__Task details__.
Produce a verbatim transcription of the records below, beginning at the line containing "Enumerate this screenshot's" and ending at the final line; include only those lines.

__Provided information__.
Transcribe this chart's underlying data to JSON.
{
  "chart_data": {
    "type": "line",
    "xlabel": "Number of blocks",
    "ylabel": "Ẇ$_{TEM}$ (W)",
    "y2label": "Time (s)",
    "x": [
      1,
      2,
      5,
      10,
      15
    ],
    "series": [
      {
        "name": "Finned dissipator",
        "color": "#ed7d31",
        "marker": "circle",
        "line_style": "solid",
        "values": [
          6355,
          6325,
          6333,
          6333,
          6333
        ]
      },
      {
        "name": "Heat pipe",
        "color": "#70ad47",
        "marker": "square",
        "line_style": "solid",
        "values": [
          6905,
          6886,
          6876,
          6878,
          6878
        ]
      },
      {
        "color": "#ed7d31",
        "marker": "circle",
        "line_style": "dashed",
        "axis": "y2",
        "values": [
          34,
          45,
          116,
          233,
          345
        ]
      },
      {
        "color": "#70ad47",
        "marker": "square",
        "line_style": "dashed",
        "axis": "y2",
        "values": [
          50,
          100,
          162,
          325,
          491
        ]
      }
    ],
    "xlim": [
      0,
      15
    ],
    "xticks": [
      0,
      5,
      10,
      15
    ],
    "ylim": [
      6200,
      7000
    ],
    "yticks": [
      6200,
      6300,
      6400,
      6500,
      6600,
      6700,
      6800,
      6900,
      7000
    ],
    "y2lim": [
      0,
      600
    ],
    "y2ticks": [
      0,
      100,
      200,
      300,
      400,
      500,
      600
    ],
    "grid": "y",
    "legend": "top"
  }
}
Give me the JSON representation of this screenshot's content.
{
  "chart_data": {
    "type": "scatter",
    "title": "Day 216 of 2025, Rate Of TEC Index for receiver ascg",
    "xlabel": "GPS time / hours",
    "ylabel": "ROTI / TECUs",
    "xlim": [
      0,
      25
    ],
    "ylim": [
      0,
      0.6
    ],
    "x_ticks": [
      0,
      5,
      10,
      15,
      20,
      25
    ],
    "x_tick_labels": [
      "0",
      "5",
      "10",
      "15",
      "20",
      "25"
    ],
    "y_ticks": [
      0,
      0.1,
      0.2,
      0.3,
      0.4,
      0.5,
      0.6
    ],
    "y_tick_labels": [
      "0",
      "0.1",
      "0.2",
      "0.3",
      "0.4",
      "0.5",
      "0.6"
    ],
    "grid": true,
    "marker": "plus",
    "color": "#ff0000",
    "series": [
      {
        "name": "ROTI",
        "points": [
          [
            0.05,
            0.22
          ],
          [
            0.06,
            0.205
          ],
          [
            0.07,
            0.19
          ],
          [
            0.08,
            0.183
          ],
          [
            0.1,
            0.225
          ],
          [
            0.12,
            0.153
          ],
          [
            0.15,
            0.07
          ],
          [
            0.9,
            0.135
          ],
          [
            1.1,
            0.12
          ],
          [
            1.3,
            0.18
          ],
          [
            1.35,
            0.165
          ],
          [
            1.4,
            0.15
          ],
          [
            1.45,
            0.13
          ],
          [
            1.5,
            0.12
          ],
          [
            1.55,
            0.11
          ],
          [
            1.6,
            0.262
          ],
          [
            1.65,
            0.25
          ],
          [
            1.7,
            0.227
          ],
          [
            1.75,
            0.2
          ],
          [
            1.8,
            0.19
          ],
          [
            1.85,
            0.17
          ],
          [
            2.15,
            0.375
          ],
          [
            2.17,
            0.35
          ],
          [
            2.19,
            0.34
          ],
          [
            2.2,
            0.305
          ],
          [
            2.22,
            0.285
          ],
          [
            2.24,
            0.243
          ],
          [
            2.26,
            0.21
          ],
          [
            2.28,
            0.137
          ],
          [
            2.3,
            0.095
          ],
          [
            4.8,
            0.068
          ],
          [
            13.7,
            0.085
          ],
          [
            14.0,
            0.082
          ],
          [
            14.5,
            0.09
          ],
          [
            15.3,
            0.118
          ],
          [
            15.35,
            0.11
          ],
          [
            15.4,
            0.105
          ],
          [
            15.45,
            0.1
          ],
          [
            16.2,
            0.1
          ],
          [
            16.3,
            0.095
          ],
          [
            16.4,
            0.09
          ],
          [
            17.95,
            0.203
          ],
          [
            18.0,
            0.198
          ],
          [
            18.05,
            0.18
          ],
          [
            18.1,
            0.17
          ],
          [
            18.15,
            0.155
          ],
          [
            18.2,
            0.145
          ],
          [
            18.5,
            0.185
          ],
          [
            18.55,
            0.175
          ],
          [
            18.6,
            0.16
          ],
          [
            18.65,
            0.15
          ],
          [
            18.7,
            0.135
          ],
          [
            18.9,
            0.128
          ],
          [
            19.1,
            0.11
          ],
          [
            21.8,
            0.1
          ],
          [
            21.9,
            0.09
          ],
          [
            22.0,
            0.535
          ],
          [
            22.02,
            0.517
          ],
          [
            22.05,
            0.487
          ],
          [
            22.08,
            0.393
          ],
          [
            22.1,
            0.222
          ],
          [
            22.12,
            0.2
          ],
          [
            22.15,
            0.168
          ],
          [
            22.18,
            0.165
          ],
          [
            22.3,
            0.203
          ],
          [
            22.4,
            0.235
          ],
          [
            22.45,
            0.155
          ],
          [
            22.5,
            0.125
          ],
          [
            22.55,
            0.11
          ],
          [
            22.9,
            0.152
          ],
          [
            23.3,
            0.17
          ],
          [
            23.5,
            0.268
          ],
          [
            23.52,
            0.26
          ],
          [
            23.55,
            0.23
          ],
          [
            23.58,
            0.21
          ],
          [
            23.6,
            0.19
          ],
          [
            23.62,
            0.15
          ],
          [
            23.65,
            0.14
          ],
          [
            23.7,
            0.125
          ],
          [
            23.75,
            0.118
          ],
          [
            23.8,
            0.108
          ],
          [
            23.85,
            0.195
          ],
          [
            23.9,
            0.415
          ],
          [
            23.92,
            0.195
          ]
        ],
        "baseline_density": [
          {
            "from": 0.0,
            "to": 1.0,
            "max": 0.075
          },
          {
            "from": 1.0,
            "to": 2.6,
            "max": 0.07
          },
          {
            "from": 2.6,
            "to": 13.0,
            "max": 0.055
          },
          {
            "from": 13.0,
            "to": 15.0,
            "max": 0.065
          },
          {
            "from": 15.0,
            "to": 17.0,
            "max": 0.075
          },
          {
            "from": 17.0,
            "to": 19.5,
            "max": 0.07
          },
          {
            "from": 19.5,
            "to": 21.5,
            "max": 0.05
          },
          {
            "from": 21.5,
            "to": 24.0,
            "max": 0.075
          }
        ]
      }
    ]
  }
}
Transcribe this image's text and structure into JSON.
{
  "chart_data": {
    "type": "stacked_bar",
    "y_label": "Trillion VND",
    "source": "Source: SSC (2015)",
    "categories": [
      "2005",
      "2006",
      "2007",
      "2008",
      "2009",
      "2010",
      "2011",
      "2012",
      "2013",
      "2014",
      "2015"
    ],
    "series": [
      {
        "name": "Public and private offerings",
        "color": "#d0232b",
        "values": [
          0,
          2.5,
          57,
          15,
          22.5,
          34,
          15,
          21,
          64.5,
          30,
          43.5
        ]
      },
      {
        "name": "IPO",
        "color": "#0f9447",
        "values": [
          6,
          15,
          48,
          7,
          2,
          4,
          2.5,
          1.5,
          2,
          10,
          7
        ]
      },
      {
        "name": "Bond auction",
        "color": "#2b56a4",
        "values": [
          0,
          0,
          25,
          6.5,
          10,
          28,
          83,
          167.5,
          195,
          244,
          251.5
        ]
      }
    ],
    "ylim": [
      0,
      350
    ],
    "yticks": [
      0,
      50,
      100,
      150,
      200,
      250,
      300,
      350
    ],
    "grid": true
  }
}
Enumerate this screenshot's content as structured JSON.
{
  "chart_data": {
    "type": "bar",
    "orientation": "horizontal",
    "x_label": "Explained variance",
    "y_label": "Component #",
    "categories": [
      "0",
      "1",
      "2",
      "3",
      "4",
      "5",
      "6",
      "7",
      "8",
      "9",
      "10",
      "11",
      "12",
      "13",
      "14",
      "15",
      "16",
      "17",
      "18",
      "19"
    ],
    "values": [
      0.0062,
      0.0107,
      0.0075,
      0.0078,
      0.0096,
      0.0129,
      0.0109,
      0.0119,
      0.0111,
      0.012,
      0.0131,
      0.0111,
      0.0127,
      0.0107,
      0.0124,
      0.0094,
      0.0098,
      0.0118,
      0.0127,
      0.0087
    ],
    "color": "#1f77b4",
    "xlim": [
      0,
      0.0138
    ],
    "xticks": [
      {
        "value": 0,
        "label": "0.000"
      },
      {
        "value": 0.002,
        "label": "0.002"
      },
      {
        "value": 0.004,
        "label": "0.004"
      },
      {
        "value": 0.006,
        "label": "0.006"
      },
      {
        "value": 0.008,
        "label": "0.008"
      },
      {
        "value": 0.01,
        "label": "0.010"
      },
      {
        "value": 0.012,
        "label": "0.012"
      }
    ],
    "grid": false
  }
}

__Exercise answer__.
Enumerate this screenshot's content as structured JSON.
{
  "chart_data": {
    "type": "bar",
    "orientation": "horizontal",
    "x_label": "Explained variance",
    "y_label": "Component #",
    "categories": [
      "0",
      "1",
      "2",
      "3",
      "4",
      "5",
      "6",
      "7",
      "8",
      "9",
      "10",
      "11",
      "12",
      "13",
      "14",
      "15",
      "16",
      "17",
      "18",
      "19"
    ],
    "values": [
      0.0062,
      0.0107,
      0.0075,
      0.0078,
      0.0096,
      0.0129,
      0.0109,
      0.0119,
      0.0111,
      0.012,
      0.0131,
      0.0111,
      0.0127,
      0.0107,
      0.0124,
      0.0094,
      0.0098,
      0.0118,
      0.0127,
      0.0087
    ],
    "color": "#1f77b4",
    "xlim": [
      0,
      0.0138
    ],
    "xticks": [
      {
        "value": 0,
        "label": "0.000"
      },
      {
        "value": 0.002,
        "label": "0.002"
      },
      {
        "value": 0.004,
        "label": "0.004"
      },
      {
        "value": 0.006,
        "label": "0.006"
      },
      {
        "value": 0.008,
        "label": "0.008"
      },
      {
        "value": 0.01,
        "label": "0.010"
      },
      {
        "value": 0.012,
        "label": "0.012"
      }
    ],
    "grid": false
  }
}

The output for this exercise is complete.